start

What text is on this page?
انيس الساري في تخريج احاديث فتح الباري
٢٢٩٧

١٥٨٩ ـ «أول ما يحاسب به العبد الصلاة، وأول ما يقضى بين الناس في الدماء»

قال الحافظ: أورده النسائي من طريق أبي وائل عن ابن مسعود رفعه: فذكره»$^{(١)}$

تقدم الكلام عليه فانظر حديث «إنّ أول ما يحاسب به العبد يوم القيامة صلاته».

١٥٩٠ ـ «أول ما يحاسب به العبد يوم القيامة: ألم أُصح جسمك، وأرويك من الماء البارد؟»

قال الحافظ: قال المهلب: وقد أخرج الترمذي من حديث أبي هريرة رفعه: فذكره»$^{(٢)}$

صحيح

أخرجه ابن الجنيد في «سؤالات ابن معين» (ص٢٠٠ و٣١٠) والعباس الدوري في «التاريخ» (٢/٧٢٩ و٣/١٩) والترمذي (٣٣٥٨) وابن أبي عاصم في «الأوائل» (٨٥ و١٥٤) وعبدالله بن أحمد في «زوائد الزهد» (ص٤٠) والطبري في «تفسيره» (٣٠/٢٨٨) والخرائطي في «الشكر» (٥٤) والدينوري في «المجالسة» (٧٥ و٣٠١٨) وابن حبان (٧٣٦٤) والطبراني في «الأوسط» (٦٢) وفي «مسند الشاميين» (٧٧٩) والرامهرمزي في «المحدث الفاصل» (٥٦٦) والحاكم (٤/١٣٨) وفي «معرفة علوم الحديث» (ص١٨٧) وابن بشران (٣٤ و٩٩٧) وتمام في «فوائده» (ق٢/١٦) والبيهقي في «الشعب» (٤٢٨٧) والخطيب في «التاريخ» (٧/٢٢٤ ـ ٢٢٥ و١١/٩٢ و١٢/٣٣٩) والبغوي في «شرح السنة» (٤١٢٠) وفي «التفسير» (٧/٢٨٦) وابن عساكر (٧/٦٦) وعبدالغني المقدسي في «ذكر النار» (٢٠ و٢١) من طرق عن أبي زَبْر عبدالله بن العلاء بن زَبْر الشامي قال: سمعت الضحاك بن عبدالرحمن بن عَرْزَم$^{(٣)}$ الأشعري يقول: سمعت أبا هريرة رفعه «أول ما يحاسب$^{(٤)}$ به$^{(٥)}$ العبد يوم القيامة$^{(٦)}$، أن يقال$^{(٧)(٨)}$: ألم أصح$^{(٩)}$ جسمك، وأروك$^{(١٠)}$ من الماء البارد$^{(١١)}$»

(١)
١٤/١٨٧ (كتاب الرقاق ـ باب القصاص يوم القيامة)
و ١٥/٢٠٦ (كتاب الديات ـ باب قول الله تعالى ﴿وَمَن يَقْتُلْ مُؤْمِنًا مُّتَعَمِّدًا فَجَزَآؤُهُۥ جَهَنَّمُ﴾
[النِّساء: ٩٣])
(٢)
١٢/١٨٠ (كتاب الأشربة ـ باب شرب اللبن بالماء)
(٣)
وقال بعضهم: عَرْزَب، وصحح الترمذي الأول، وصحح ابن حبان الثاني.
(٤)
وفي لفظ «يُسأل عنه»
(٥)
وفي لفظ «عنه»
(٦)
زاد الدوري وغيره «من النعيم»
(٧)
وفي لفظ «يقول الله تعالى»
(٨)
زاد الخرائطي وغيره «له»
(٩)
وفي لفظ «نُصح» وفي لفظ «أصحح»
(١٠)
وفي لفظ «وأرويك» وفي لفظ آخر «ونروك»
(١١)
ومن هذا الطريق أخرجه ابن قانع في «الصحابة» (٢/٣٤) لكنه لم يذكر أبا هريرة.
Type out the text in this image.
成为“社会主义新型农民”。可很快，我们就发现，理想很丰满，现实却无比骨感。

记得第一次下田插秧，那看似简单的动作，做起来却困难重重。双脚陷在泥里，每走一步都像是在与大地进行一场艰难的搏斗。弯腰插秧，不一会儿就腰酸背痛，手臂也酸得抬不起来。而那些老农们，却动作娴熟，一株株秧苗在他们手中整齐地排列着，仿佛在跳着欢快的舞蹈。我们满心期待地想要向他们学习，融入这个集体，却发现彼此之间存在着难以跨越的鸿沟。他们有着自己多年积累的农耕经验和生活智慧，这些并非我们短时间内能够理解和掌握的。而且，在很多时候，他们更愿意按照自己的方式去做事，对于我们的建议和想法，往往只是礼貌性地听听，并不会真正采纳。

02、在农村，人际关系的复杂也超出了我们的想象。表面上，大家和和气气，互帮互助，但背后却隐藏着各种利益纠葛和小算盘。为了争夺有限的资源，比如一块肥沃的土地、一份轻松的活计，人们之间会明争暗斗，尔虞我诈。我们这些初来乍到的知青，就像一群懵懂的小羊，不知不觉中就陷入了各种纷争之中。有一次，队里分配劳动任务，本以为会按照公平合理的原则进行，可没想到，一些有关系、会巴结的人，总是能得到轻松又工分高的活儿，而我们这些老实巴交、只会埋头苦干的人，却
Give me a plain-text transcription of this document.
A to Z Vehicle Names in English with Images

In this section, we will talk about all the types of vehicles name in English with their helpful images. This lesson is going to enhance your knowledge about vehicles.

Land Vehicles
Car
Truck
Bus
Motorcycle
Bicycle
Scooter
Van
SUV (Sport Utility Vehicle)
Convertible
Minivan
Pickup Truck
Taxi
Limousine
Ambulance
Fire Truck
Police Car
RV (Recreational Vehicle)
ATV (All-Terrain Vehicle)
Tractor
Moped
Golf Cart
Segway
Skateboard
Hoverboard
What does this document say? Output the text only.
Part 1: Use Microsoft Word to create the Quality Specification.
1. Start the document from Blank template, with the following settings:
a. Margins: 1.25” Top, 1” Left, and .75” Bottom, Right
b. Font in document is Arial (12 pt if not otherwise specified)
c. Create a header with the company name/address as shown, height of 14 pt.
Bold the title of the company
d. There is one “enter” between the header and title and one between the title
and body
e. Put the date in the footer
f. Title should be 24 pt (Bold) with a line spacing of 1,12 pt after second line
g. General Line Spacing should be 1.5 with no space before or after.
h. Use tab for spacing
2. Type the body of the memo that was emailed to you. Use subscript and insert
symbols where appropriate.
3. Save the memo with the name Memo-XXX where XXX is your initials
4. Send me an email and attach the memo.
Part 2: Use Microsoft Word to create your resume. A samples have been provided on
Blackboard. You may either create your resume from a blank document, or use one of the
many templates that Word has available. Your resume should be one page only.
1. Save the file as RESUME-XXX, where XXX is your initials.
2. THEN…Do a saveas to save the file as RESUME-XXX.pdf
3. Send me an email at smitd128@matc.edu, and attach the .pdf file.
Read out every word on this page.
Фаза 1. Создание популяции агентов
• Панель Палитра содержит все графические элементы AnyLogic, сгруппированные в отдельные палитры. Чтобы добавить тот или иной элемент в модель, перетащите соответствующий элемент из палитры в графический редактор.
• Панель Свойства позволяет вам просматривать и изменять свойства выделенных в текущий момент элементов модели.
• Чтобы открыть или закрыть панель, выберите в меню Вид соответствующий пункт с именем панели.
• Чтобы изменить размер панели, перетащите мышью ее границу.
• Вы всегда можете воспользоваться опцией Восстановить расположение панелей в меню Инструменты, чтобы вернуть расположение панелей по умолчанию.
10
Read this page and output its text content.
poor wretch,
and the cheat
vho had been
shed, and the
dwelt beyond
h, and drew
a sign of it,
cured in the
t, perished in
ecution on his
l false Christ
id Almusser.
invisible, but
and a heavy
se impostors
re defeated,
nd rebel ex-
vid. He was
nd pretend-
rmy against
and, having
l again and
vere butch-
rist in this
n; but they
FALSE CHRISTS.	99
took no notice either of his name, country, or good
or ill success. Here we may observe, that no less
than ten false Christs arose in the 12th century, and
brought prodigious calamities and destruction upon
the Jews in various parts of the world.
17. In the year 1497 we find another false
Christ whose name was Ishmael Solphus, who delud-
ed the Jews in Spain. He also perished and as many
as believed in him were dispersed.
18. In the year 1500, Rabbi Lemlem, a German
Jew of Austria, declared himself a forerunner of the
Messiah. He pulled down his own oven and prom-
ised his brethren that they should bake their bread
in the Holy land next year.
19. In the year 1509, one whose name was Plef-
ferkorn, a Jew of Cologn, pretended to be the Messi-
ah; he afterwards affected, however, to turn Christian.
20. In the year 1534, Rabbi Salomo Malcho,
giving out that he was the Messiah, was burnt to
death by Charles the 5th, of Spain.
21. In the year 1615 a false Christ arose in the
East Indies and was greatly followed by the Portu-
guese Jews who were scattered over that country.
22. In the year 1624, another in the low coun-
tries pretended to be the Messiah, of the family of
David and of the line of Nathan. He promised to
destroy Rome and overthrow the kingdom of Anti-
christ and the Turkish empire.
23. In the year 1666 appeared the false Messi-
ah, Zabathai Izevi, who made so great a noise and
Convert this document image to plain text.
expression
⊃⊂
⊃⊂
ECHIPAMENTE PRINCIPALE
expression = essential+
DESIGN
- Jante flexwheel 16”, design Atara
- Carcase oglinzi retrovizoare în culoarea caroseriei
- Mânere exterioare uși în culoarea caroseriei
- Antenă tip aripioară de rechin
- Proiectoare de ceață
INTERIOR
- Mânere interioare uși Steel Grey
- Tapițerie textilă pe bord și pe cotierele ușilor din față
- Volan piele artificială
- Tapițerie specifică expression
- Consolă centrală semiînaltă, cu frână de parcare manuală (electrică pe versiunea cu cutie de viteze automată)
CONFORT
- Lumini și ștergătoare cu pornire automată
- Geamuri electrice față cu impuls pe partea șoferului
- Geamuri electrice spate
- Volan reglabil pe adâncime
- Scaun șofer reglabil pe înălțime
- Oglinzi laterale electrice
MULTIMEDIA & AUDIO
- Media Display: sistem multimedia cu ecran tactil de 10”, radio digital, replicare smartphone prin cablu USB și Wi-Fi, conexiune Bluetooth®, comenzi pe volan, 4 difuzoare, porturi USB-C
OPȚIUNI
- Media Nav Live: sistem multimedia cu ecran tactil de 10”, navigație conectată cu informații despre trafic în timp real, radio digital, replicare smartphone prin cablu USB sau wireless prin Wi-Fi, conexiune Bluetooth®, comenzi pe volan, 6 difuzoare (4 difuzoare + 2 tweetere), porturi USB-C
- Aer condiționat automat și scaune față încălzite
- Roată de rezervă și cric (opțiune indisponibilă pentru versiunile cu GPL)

end

Task prompt: Among the records above, find each line holding the string "were" and pull it out.

Exercise answer:
as believed in him were dispersed.
guese Jews who were scattered over that country.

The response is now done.